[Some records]
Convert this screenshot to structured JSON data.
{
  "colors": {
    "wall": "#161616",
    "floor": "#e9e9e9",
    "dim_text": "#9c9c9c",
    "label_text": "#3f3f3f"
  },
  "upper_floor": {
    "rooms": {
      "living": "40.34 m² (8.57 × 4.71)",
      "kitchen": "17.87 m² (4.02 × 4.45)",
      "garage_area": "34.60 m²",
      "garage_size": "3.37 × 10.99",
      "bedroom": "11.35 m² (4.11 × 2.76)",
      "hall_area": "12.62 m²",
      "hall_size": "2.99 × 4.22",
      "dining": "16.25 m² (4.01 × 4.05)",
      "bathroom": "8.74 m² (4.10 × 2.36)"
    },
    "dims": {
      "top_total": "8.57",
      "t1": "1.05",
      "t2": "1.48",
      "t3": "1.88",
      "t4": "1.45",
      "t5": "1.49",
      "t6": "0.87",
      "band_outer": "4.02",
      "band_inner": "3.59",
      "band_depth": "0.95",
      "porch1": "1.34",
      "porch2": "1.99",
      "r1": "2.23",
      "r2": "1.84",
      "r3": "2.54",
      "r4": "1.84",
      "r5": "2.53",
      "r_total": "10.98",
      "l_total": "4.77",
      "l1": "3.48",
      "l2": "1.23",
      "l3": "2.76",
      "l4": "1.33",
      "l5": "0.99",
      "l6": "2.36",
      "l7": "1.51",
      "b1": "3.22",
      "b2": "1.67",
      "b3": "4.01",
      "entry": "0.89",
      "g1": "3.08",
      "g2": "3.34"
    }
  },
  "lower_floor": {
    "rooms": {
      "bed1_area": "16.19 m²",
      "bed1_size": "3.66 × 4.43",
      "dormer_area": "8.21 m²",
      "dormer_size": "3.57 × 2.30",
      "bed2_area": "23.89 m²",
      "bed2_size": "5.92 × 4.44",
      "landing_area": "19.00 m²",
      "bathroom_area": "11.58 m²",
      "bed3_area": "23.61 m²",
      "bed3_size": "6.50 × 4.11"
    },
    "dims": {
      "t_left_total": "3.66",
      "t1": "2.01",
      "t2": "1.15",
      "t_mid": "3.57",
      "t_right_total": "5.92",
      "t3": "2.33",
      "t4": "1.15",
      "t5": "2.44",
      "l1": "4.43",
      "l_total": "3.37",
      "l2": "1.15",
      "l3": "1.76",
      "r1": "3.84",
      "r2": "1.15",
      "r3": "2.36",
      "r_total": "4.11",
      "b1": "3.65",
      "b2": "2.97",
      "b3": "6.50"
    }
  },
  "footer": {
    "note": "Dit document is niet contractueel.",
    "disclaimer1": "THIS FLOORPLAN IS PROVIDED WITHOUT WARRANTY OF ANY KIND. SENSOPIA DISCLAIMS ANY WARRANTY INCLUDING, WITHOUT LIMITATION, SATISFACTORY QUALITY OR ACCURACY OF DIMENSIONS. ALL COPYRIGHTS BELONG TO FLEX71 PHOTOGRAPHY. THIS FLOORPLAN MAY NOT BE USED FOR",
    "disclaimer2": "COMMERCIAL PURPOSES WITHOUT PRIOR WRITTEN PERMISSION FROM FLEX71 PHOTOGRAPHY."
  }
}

PROBLEM DETAILS
Find the word "WITHOUT" and list each line it appears in.

THE ANSWER
    "disclaimer1": "THIS FLOORPLAN IS PROVIDED WITHOUT WARRANTY OF ANY KIND. SENSOPIA DISCLAIMS ANY WARRANTY INCLUDING, WITHOUT LIMITATION, SATISFACTORY QUALITY OR ACCURACY OF DIMENSIONS. ALL COPYRIGHTS BELONG TO FLEX71 PHOTOGRAPHY. THIS FLOORPLAN MAY NOT BE USED FOR",
    "disclaimer2": "COMMERCIAL PURPOSES WITHOUT PRIOR WRITTEN PERMISSION FROM FLEX71 PHOTOGRAPHY."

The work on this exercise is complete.